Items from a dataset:
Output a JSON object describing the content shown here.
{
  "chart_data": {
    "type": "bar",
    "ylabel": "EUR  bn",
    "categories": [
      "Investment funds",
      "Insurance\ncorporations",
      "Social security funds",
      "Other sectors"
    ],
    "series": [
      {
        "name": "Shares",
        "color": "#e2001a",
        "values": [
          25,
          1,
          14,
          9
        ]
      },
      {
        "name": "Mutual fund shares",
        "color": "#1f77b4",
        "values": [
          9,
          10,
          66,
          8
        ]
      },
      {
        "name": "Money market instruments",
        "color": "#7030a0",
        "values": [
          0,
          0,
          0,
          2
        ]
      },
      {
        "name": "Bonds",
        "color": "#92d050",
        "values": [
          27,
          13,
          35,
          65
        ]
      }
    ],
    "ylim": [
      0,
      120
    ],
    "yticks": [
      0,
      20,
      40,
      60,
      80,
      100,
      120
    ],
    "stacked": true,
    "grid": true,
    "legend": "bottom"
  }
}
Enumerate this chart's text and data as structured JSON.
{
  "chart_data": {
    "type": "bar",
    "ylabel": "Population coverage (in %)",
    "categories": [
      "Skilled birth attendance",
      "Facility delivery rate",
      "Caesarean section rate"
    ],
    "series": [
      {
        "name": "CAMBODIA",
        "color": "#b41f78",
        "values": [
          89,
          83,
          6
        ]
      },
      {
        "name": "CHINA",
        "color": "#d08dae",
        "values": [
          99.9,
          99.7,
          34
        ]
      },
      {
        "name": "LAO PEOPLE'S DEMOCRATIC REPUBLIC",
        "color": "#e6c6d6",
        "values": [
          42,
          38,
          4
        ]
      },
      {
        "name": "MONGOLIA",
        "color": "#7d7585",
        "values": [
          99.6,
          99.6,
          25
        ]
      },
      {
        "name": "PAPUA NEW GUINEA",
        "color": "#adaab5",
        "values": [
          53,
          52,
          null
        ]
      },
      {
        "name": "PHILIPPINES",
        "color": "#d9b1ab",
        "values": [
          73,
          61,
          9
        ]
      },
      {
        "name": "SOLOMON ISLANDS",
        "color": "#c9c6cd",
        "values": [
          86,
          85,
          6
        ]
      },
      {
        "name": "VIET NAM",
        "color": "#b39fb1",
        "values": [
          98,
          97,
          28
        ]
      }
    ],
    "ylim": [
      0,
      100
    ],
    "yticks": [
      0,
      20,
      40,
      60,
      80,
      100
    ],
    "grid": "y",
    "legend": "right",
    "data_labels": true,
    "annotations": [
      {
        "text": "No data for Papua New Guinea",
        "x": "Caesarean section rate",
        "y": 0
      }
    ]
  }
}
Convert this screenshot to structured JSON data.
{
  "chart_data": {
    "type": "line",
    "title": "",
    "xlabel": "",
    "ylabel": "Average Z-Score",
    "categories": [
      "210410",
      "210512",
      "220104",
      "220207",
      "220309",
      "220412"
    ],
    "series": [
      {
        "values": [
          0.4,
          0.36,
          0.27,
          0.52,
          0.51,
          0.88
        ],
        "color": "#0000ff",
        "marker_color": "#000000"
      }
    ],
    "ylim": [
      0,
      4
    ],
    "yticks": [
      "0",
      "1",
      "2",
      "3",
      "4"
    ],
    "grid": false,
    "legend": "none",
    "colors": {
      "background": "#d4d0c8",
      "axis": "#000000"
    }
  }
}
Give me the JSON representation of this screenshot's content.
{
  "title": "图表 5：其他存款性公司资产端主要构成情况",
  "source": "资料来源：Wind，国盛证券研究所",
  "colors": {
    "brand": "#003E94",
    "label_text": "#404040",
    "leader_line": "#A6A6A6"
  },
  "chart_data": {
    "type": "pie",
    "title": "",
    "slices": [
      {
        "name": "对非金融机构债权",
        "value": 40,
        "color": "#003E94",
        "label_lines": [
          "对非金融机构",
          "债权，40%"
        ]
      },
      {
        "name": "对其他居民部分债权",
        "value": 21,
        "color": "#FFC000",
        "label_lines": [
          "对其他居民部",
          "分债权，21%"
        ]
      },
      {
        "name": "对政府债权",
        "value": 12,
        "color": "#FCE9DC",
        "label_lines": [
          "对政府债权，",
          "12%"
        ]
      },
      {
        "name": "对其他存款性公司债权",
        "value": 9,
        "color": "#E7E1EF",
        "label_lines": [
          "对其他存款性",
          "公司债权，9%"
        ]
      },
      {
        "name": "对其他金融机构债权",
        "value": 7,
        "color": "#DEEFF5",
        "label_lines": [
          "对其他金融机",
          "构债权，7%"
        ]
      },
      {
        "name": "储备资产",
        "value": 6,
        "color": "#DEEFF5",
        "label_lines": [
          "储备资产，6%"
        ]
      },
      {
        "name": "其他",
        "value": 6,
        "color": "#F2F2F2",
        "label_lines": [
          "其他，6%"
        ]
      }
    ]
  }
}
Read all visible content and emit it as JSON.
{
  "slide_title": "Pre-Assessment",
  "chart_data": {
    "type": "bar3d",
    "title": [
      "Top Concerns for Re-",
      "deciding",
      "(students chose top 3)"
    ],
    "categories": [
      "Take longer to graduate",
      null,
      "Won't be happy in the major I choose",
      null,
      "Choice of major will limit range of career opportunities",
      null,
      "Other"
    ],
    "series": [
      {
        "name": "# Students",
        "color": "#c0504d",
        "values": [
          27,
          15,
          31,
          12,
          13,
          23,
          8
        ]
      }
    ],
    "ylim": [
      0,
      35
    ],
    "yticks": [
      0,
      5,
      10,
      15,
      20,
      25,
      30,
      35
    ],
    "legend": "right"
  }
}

### What the task requires
For each line of the listing that holds the word "structured", show that line.

### Right answer
Enumerate this chart's text and data as structured JSON.
Convert this screenshot to structured JSON data.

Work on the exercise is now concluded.